### The task
Scan the records and identify every line in which the string "pattern" occurs, then return those lines.

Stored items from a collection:
--- START ---

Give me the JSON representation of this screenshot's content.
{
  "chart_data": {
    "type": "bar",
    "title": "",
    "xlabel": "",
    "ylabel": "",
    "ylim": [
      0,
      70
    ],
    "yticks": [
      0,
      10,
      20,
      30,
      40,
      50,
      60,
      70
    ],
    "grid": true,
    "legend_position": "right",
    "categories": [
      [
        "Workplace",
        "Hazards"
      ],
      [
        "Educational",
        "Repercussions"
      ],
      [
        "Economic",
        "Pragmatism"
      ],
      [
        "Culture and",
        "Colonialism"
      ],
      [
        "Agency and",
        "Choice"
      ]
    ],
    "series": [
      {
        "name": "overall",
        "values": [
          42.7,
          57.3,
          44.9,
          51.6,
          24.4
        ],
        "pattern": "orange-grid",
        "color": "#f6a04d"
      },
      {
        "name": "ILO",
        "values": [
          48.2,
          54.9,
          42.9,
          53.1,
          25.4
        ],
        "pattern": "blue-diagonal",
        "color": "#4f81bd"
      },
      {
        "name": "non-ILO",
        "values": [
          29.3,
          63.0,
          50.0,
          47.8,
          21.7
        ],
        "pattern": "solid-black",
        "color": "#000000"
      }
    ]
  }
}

--- END ---

### Exercise result
        "pattern": "orange-grid",
        "pattern": "blue-diagonal",
        "pattern": "solid-black",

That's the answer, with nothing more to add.